*Short exercise*: You are to retype all of the data exactly as it appears.

Stored dataset items:
** start **
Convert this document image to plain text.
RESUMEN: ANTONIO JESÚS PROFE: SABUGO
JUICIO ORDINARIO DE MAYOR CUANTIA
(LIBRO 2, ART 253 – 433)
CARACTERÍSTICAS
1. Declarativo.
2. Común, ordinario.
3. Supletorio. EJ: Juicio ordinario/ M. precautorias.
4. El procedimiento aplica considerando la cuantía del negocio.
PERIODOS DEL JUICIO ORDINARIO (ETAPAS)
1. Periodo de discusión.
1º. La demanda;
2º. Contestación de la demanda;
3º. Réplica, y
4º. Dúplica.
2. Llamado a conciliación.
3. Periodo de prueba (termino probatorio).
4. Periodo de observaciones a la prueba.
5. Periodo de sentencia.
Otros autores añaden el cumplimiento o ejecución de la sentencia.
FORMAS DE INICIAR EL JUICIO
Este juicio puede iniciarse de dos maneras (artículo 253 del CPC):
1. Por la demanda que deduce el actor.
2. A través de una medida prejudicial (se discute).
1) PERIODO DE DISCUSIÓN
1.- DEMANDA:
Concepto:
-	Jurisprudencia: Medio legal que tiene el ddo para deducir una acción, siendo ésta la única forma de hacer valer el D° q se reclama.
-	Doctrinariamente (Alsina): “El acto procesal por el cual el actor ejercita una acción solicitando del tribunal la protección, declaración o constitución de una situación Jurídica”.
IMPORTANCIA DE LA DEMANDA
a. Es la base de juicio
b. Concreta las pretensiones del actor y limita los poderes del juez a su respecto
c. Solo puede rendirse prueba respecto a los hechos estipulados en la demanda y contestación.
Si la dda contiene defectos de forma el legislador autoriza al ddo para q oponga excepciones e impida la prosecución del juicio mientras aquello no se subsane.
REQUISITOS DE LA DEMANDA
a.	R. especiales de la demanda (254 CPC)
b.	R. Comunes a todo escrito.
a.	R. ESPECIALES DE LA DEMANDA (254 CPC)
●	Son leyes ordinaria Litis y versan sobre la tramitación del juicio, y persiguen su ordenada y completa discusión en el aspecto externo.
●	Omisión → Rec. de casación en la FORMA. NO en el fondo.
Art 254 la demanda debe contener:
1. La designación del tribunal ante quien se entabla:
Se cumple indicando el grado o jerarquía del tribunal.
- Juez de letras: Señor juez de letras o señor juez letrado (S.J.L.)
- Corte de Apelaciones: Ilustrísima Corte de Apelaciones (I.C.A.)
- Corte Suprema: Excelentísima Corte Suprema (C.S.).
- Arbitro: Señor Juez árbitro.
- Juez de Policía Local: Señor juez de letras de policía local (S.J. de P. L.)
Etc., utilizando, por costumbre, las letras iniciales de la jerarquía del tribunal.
** end **
*Full answer*:
Convert this document image to plain text.
RESUMEN: ANTONIO JESÚS PROFE: SABUGO
JUICIO ORDINARIO DE MAYOR CUANTIA
(LIBRO 2, ART 253 – 433)
CARACTERÍSTICAS
1. Declarativo.
2. Común, ordinario.
3. Supletorio. EJ: Juicio ordinario/ M. precautorias.
4. El procedimiento aplica considerando la cuantía del negocio.
PERIODOS DEL JUICIO ORDINARIO (ETAPAS)
1. Periodo de discusión.
1º. La demanda;
2º. Contestación de la demanda;
3º. Réplica, y
4º. Dúplica.
2. Llamado a conciliación.
3. Periodo de prueba (termino probatorio).
4. Periodo de observaciones a la prueba.
5. Periodo de sentencia.
Otros autores añaden el cumplimiento o ejecución de la sentencia.
FORMAS DE INICIAR EL JUICIO
Este juicio puede iniciarse de dos maneras (artículo 253 del CPC):
1. Por la demanda que deduce el actor.
2. A través de una medida prejudicial (se discute).
1) PERIODO DE DISCUSIÓN
1.- DEMANDA:
Concepto:
-	Jurisprudencia: Medio legal que tiene el ddo para deducir una acción, siendo ésta la única forma de hacer valer el D° q se reclama.
-	Doctrinariamente (Alsina): “El acto procesal por el cual el actor ejercita una acción solicitando del tribunal la protección, declaración o constitución de una situación Jurídica”.
IMPORTANCIA DE LA DEMANDA
a. Es la base de juicio
b. Concreta las pretensiones del actor y limita los poderes del juez a su respecto
c. Solo puede rendirse prueba respecto a los hechos estipulados en la demanda y contestación.
Si la dda contiene defectos de forma el legislador autoriza al ddo para q oponga excepciones e impida la prosecución del juicio mientras aquello no se subsane.
REQUISITOS DE LA DEMANDA
a.	R. especiales de la demanda (254 CPC)
b.	R. Comunes a todo escrito.
a.	R. ESPECIALES DE LA DEMANDA (254 CPC)
●	Son leyes ordinaria Litis y versan sobre la tramitación del juicio, y persiguen su ordenada y completa discusión en el aspecto externo.
●	Omisión → Rec. de casación en la FORMA. NO en el fondo.
Art 254 la demanda debe contener:
1. La designación del tribunal ante quien se entabla:
Se cumple indicando el grado o jerarquía del tribunal.
- Juez de letras: Señor juez de letras o señor juez letrado (S.J.L.)
- Corte de Apelaciones: Ilustrísima Corte de Apelaciones (I.C.A.)
- Corte Suprema: Excelentísima Corte Suprema (C.S.).
- Arbitro: Señor Juez árbitro.
- Juez de Policía Local: Señor juez de letras de policía local (S.J. de P. L.)
Etc., utilizando, por costumbre, las letras iniciales de la jerarquía del tribunal.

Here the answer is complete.